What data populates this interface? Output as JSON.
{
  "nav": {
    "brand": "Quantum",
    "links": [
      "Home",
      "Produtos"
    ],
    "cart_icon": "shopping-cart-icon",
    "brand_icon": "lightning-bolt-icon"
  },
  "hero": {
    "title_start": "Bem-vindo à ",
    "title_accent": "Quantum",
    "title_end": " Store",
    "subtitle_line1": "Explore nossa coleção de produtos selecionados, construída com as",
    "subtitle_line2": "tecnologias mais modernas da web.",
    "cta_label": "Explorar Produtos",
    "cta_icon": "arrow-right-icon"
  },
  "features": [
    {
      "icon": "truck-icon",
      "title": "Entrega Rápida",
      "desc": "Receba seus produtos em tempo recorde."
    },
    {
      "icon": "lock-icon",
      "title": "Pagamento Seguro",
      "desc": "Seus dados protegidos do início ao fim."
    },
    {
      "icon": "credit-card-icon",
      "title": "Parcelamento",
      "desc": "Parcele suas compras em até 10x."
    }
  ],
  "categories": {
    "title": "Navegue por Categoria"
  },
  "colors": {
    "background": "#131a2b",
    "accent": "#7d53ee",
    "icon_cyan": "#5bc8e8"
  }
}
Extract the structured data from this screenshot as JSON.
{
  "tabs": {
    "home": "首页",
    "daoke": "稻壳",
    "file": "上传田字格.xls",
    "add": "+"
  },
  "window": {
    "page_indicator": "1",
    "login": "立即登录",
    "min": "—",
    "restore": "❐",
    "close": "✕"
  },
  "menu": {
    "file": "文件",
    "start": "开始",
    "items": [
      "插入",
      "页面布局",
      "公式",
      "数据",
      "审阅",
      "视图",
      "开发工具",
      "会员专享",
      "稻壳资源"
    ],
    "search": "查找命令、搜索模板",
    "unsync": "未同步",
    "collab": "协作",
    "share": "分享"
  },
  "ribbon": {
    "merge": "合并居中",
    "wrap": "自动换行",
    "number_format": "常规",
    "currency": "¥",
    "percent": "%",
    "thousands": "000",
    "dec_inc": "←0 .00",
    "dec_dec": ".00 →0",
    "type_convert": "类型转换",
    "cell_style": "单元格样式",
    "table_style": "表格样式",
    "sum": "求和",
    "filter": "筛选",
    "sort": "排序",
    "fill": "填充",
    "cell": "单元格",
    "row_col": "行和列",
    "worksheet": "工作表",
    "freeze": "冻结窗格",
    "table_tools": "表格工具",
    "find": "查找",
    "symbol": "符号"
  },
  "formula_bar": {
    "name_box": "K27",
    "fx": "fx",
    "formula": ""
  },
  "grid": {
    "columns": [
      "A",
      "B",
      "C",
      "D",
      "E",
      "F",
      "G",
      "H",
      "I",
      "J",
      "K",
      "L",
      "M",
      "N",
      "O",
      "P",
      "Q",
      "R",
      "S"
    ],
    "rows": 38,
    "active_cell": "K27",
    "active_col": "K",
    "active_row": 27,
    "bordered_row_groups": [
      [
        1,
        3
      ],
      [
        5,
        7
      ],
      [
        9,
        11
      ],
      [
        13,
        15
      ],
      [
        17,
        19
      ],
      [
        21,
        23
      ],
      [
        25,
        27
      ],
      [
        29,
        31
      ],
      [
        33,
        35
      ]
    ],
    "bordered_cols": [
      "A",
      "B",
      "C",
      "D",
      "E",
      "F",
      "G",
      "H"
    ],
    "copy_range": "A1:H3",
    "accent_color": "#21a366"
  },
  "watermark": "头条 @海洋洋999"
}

------------------------------------------------------------

● **Given request**
Write out all of the records above exactly as they appear.

● **Result of the exercise**
What data populates this interface? Output as JSON.
{
  "nav": {
    "brand": "Quantum",
    "links": [
      "Home",
      "Produtos"
    ],
    "cart_icon": "shopping-cart-icon",
    "brand_icon": "lightning-bolt-icon"
  },
  "hero": {
    "title_start": "Bem-vindo à ",
    "title_accent": "Quantum",
    "title_end": " Store",
    "subtitle_line1": "Explore nossa coleção de produtos selecionados, construída com as",
    "subtitle_line2": "tecnologias mais modernas da web.",
    "cta_label": "Explorar Produtos",
    "cta_icon": "arrow-right-icon"
  },
  "features": [
    {
      "icon": "truck-icon",
      "title": "Entrega Rápida",
      "desc": "Receba seus produtos em tempo recorde."
    },
    {
      "icon": "lock-icon",
      "title": "Pagamento Seguro",
      "desc": "Seus dados protegidos do início ao fim."
    },
    {
      "icon": "credit-card-icon",
      "title": "Parcelamento",
      "desc": "Parcele suas compras em até 10x."
    }
  ],
  "categories": {
    "title": "Navegue por Categoria"
  },
  "colors": {
    "background": "#131a2b",
    "accent": "#7d53ee",
    "icon_cyan": "#5bc8e8"
  }
}
Extract the structured data from this screenshot as JSON.
{
  "tabs": {
    "home": "首页",
    "daoke": "稻壳",
    "file": "上传田字格.xls",
    "add": "+"
  },
  "window": {
    "page_indicator": "1",
    "login": "立即登录",
    "min": "—",
    "restore": "❐",
    "close": "✕"
  },
  "menu": {
    "file": "文件",
    "start": "开始",
    "items": [
      "插入",
      "页面布局",
      "公式",
      "数据",
      "审阅",
      "视图",
      "开发工具",
      "会员专享",
      "稻壳资源"
    ],
    "search": "查找命令、搜索模板",
    "unsync": "未同步",
    "collab": "协作",
    "share": "分享"
  },
  "ribbon": {
    "merge": "合并居中",
    "wrap": "自动换行",
    "number_format": "常规",
    "currency": "¥",
    "percent": "%",
    "thousands": "000",
    "dec_inc": "←0 .00",
    "dec_dec": ".00 →0",
    "type_convert": "类型转换",
    "cell_style": "单元格样式",
    "table_style": "表格样式",
    "sum": "求和",
    "filter": "筛选",
    "sort": "排序",
    "fill": "填充",
    "cell": "单元格",
    "row_col": "行和列",
    "worksheet": "工作表",
    "freeze": "冻结窗格",
    "table_tools": "表格工具",
    "find": "查找",
    "symbol": "符号"
  },
  "formula_bar": {
    "name_box": "K27",
    "fx": "fx",
    "formula": ""
  },
  "grid": {
    "columns": [
      "A",
      "B",
      "C",
      "D",
      "E",
      "F",
      "G",
      "H",
      "I",
      "J",
      "K",
      "L",
      "M",
      "N",
      "O",
      "P",
      "Q",
      "R",
      "S"
    ],
    "rows": 38,
    "active_cell": "K27",
    "active_col": "K",
    "active_row": 27,
    "bordered_row_groups": [
      [
        1,
        3
      ],
      [
        5,
        7
      ],
      [
        9,
        11
      ],
      [
        13,
        15
      ],
      [
        17,
        19
      ],
      [
        21,
        23
      ],
      [
        25,
        27
      ],
      [
        29,
        31
      ],
      [
        33,
        35
      ]
    ],
    "bordered_cols": [
      "A",
      "B",
      "C",
      "D",
      "E",
      "F",
      "G",
      "H"
    ],
    "copy_range": "A1:H3",
    "accent_color": "#21a366"
  },
  "watermark": "头条 @海洋洋999"
}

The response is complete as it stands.